Recorded data:
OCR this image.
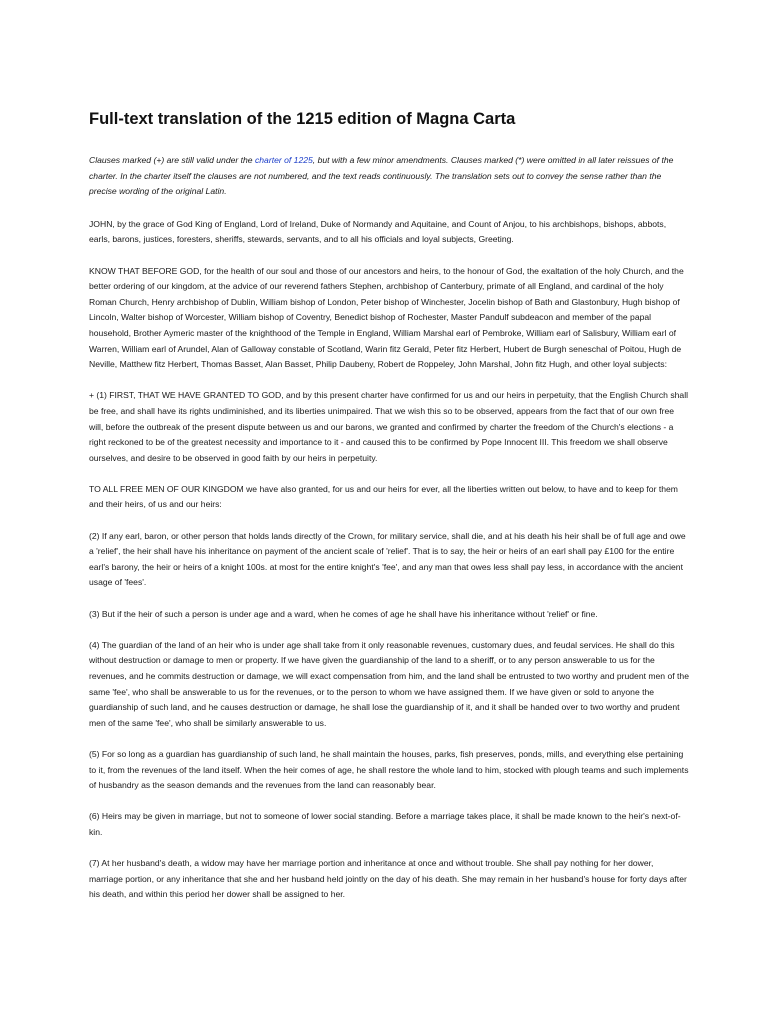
Full-text translation of the 1215 edition of Magna Carta
Clauses marked (+) are still valid under the charter of 1225, but with a few minor amendments. Clauses marked (*) were omitted in all later reissues of the charter. In the charter itself the clauses are not numbered, and the text reads continuously. The translation sets out to convey the sense rather than the precise wording of the original Latin.
JOHN, by the grace of God King of England, Lord of Ireland, Duke of Normandy and Aquitaine, and Count of Anjou, to his archbishops, bishops, abbots, earls, barons, justices, foresters, sheriffs, stewards, servants, and to all his officials and loyal subjects, Greeting.
KNOW THAT BEFORE GOD, for the health of our soul and those of our ancestors and heirs, to the honour of God, the exaltation of the holy Church, and the better ordering of our kingdom, at the advice of our reverend fathers Stephen, archbishop of Canterbury, primate of all England, and cardinal of the holy Roman Church, Henry archbishop of Dublin, William bishop of London, Peter bishop of Winchester, Jocelin bishop of Bath and Glastonbury, Hugh bishop of Lincoln, Walter bishop of Worcester, William bishop of Coventry, Benedict bishop of Rochester, Master Pandulf subdeacon and member of the papal household, Brother Aymeric master of the knighthood of the Temple in England, William Marshal earl of Pembroke, William earl of Salisbury, William earl of Warren, William earl of Arundel, Alan of Galloway constable of Scotland, Warin fitz Gerald, Peter fitz Herbert, Hubert de Burgh seneschal of Poitou, Hugh de Neville, Matthew fitz Herbert, Thomas Basset, Alan Basset, Philip Daubeny, Robert de Roppeley, John Marshal, John fitz Hugh, and other loyal subjects:
+ (1) FIRST, THAT WE HAVE GRANTED TO GOD, and by this present charter have confirmed for us and our heirs in perpetuity, that the English Church shall be free, and shall have its rights undiminished, and its liberties unimpaired. That we wish this so to be observed, appears from the fact that of our own free will, before the outbreak of the present dispute between us and our barons, we granted and confirmed by charter the freedom of the Church's elections - a right reckoned to be of the greatest necessity and importance to it - and caused this to be confirmed by Pope Innocent III. This freedom we shall observe ourselves, and desire to be observed in good faith by our heirs in perpetuity.
TO ALL FREE MEN OF OUR KINGDOM we have also granted, for us and our heirs for ever, all the liberties written out below, to have and to keep for them and their heirs, of us and our heirs:
(2) If any earl, baron, or other person that holds lands directly of the Crown, for military service, shall die, and at his death his heir shall be of full age and owe a 'relief', the heir shall have his inheritance on payment of the ancient scale of 'relief'. That is to say, the heir or heirs of an earl shall pay £100 for the entire earl's barony, the heir or heirs of a knight 100s. at most for the entire knight's 'fee', and any man that owes less shall pay less, in accordance with the ancient usage of 'fees'.
(3) But if the heir of such a person is under age and a ward, when he comes of age he shall have his inheritance without 'relief' or fine.
(4) The guardian of the land of an heir who is under age shall take from it only reasonable revenues, customary dues, and feudal services. He shall do this without destruction or damage to men or property. If we have given the guardianship of the land to a sheriff, or to any person answerable to us for the revenues, and he commits destruction or damage, we will exact compensation from him, and the land shall be entrusted to two worthy and prudent men of the same 'fee', who shall be answerable to us for the revenues, or to the person to whom we have assigned them. If we have given or sold to anyone the guardianship of such land, and he causes destruction or damage, he shall lose the guardianship of it, and it shall be handed over to two worthy and prudent men of the same 'fee', who shall be similarly answerable to us.
(5) For so long as a guardian has guardianship of such land, he shall maintain the houses, parks, fish preserves, ponds, mills, and everything else pertaining to it, from the revenues of the land itself. When the heir comes of age, he shall restore the whole land to him, stocked with plough teams and such implements of husbandry as the season demands and the revenues from the land can reasonably bear.
(6) Heirs may be given in marriage, but not to someone of lower social standing. Before a marriage takes place, it shall be made known to the heir's next-of-kin.
(7) At her husband's death, a widow may have her marriage portion and inheritance at once and without trouble. She shall pay nothing for her dower, marriage portion, or any inheritance that she and her husband held jointly on the day of his death. She may remain in her husband's house for forty days after his death, and within this period her dower shall be assigned to her.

◆ Problem to work on ◆
Find the string "charter" in the records, then copy each line where it occurs.

◆ Worked answer ◆
Clauses marked (+) are still valid under the charter of 1225, but with a few minor amendments. Clauses marked (*) were omitted in all later reissues of the charter. In the charter itself the clauses are not numbered, and the text reads continuously. The translation sets out to convey the sense rather than the precise wording of the original Latin.
+ (1) FIRST, THAT WE HAVE GRANTED TO GOD, and by this present charter have confirmed for us and our heirs in perpetuity, that the English Church shall be free, and shall have its rights undiminished, and its liberties unimpaired. That we wish this so to be observed, appears from the fact that of our own free will, before the outbreak of the present dispute between us and our barons, we granted and confirmed by charter the freedom of the Church's elections - a right reckoned to be of the greatest necessity and importance to it - and caused this to be confirmed by Pope Innocent III. This freedom we shall observe ourselves, and desire to be observed in good faith by our heirs in perpetuity.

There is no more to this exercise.